In 1929 the regiment left Zadar and moved to Senigallia and in 1930 the regiment moved to Macerata. In 1934 the 18th Territorial Division of Ancona was renamed 18th Infantry Division "Metauro". A name change that also extended to the division's infantry brigade. On 1 October 1937 the 63rd Infantry Division "Cirene" was established in Benghazi in Libya with the 225th Infantry Regiment "Arezzo" of the 24th Infantry Division "Gran Sasso" and the 157th Infantry Regiment "Liguria". Both regiments left Italy and moved to Cyrenaica to join the Cirene. On 1 March 1938 the 225th Infantry Regiment "Arezzo" was renamed 158th Infantry Regiment "Liguria" and in 1939 the division's regiments were renamed "Cirene".

=== World War II ===

At the outbreak of World War II the regiment consisted of a command, a command company, three fusilier battalions, a support weapons battery equipped with 65/17 infantry support guns, and a mortar company equipped with 81mm Mod. 35 mortars. When Italy entered the war on 10 June 1940, the Cirene was at Al Adam (now Tobruk Airport) in the East of Italian Libya. From 9 September 1940 the Cirene participated in the Italian invasion of Egypt, which started the Western Desert campaign. The division was forced to retreat to Bardia during the British Operation Compass offensive. The division and its regiments were destroyed on 5 January 1941 during the Battle of Bardia.

For its conduct during the Western Desert campaign the President of Italy awarded on 7 December 1951 a Gold Medal of Military Valor to the III Battalion of the 157th Infantry Regiment "Cirene", while the division's two infantry regiment were each awarded a Silver Medal of Military Valor.

=== Cold War ===

On 1 April 1947 the 157th Infantry Regiment "Liguria" was reformed in Genoa and on 1 January 1951 the regiment was assigned to the Infantry Division "Cremona". The regiment consisted of a command, a command company, four battalions, and an anti-tank company.

During the 1975 army reform the army disbanded the regimental level and newly independent battalions were granted for the first time their own flags. On 1 June 1975 the regiment's II and III battalions were disbanded. On 1 August 1975, the regiment's I Battalion became an autonomous unit and moved from Genoa to Diano Castello, where the battalion was used to form the Recruits Training Battalion "Centauro", which on 15 November 1975 was renamed 26th Infantry Battalion "Bergamo". On 29 October 1975, the 157th Infantry Regiment "Liguria" was disbanded and the next day the regiment's IV Battalion in Novi Ligure became an autonomous unit and was renamed 157th Motorized Infantry Battalion "Liguria". The battalion consisted of a command, a command and services company, three motorized companies, and a heavy mortar company equipped with towed 120mm Mod. 63 mortars. At the time the battalion fielded 844 men (41 officers, 94 non-commissioned officers, and 709 soldiers). On 30 October 1975 the Infantry Division "Cremona" was reduced to Motorized Brigade "Cremona".

#####

### Questions to answer:
1. Decide whether each of the following statements agrees with the regiment history: (a) the Cirene division was established in Benghazi, (b) the 157th Infantry Regiment was reformed in Genoa in 1951, and (c) the 157th Motorized Infantry Battalion fielded 844 men in 1975. For each statement, answer yes or no and quote the words from the regiment history that settle it.
2. According to the regiment history, on what date and in which battle were the division and its regiments destroyed?
3. Carry on the regiment history from the point where it stops.
The records have no connection to the regiment history.

#####

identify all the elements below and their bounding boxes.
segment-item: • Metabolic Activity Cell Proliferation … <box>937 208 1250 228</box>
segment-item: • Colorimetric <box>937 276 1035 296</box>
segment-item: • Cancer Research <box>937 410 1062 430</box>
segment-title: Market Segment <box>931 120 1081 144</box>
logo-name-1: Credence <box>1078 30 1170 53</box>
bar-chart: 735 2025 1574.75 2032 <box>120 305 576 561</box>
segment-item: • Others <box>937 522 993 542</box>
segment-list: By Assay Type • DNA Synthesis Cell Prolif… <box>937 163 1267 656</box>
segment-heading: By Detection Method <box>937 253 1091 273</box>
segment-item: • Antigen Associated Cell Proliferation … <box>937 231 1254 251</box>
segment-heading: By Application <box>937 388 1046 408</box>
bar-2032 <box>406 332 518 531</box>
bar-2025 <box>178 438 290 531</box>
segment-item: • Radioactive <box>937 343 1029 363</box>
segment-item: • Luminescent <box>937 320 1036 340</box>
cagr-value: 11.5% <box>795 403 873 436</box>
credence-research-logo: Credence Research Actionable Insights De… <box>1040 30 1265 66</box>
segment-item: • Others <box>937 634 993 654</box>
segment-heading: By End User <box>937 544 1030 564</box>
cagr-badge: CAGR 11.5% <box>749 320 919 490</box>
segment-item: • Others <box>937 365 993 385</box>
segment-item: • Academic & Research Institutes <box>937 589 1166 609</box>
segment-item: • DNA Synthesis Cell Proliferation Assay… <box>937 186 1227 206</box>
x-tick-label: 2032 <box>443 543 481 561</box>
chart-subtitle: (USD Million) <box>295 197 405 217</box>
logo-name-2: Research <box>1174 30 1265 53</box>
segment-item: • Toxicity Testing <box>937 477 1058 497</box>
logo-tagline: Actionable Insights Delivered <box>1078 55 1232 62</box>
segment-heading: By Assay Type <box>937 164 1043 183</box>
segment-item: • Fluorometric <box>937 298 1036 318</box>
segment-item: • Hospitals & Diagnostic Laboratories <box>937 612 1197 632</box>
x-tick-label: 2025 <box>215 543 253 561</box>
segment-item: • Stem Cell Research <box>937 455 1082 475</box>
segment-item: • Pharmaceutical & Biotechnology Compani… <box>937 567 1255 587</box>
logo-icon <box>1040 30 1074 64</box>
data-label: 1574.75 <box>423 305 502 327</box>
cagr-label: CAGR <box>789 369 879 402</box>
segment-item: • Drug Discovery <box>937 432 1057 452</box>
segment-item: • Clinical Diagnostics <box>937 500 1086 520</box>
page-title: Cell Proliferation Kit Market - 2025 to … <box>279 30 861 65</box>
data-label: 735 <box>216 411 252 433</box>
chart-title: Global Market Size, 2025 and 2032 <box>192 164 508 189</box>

#####

### Per-task outputs:
1.
(a) Yes: "was established in Benghazi in Libya"
(b) No: "On 1 April 1947 the 157th Infantry Regiment"
(c) Yes: "At the time the battalion fielded 844 men"

2. They were destroyed on 5 January 1941 during the Battle of Bardia.

3.
On 12 November 1976, the President of the Italian Republic Giovanni Leone assigned with decree 846 the flag and traditions of the 157th Infantry Regiment "Liguria" to the 157th Motorized Infantry Battalion "Liguria".

=== Recent times ===
On 1 June 1991 battalion was reorganized as a mechanized unit and renamed 157th Mechanized Infantry Battalion "Liguria". The battalion consisted now of a command, a command and services company, three mechanized companies equipped with M113 armored personnel carriers, and a mortar company equipped with M106 mortar carriers with 120mm Mod. 63 mortars. On 22 September 1993 the 157th Mechanized Infantry Battalion "Liguria" lost its autonomy and the next day the battalion entered the reformed 157th Infantry Regiment "Liguria" as I Mechanized Battalion.

On 13 October 1995 the 157th Infantry Regiment "Liguria" was disbanded and the flag of the regiment was transferred on 17 October to the Shrine of the Flags in the Vittoriano in Rome.

On 6 November 1999 the regiment was reformed in Albenga by renaming the 72nd Infantry Regiment "Puglie". The 157th served as training unit until it was disbanded again in June 2004.